§ **Problem to work on**: Below are entries. Pull out all lines containing "BOSS".
─── Entries ───
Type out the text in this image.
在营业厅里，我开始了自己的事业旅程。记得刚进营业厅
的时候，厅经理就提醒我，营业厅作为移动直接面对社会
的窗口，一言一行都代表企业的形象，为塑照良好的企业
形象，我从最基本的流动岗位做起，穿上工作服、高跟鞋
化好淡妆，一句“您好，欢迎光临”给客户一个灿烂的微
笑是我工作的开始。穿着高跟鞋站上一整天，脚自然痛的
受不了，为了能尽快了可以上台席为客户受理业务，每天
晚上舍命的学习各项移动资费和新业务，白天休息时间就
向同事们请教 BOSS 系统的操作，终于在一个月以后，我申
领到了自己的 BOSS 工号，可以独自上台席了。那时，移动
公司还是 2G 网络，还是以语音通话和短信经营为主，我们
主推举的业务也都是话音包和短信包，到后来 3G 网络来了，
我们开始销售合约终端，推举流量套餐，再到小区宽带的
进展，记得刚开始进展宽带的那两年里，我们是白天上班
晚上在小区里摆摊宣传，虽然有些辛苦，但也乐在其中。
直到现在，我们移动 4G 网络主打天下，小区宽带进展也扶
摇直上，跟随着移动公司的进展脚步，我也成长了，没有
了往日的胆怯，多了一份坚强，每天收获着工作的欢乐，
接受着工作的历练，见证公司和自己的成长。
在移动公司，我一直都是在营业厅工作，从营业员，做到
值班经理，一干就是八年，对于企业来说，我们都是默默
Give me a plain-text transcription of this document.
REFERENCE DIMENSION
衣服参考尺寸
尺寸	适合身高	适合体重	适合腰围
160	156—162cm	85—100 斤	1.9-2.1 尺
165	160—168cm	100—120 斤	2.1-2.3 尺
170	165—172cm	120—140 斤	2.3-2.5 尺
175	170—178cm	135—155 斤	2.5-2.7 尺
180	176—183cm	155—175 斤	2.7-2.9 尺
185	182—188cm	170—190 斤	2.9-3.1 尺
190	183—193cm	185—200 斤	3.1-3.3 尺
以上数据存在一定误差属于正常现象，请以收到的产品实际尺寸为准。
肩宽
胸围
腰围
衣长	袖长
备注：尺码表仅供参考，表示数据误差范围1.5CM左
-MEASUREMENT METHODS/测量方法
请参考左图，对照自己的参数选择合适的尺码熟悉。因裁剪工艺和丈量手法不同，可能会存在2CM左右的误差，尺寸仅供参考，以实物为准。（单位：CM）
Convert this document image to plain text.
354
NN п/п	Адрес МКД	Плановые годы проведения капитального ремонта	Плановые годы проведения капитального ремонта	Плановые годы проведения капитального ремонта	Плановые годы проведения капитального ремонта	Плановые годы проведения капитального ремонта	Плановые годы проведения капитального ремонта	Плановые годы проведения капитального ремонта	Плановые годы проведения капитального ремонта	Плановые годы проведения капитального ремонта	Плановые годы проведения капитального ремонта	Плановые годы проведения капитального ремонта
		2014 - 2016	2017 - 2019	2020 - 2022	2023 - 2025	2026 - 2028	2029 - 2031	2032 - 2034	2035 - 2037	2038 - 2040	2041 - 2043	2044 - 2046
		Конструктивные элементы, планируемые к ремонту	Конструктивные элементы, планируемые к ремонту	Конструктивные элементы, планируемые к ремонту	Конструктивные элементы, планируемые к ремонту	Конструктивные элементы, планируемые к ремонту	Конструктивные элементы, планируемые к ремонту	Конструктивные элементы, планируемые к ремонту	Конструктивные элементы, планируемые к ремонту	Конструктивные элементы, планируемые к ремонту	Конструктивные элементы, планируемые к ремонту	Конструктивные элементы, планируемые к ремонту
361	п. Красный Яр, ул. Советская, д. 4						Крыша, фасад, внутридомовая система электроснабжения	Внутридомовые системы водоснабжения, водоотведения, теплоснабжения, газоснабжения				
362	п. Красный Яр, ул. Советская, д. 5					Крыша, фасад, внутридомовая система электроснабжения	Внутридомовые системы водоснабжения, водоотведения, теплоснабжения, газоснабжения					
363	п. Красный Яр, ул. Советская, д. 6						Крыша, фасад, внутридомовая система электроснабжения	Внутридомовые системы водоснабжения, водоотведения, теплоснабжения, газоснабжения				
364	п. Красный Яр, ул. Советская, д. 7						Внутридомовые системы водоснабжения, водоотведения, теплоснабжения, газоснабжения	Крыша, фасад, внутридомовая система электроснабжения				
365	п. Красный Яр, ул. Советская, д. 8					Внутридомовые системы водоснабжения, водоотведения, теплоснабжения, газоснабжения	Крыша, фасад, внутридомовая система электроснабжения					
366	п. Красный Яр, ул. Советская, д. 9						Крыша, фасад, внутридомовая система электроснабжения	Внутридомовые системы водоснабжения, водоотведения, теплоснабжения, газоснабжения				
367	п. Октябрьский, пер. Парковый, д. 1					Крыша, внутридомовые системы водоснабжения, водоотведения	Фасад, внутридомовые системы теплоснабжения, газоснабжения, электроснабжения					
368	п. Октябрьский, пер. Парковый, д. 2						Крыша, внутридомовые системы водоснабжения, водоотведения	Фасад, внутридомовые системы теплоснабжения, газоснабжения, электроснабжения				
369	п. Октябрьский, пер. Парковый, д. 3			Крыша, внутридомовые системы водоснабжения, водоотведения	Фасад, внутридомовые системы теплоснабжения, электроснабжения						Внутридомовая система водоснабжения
───
─── Entries ───
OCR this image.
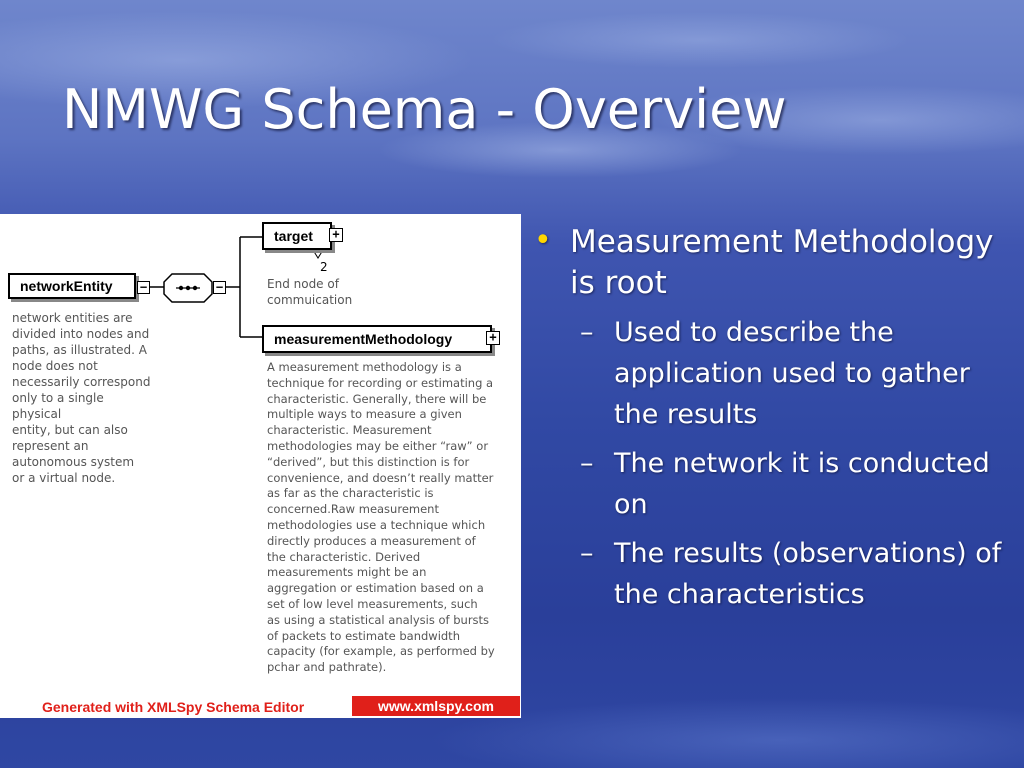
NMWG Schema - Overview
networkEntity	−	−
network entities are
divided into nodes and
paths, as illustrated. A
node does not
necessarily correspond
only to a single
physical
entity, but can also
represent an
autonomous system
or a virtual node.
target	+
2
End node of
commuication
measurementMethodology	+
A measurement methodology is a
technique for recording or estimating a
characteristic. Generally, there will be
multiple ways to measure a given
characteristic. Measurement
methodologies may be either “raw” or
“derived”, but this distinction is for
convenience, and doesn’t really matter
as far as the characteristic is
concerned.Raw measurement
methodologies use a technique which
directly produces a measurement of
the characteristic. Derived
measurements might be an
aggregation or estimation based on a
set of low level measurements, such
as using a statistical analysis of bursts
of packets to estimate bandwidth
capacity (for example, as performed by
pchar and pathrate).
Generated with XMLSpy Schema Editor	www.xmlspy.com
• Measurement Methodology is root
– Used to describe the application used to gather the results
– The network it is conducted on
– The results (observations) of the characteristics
───
§ **Exercise output**:
向同事们请教 BOSS 系统的操作，终于在一个月以后，我申
领到了自己的 BOSS 工号，可以独自上台席了。那时，移动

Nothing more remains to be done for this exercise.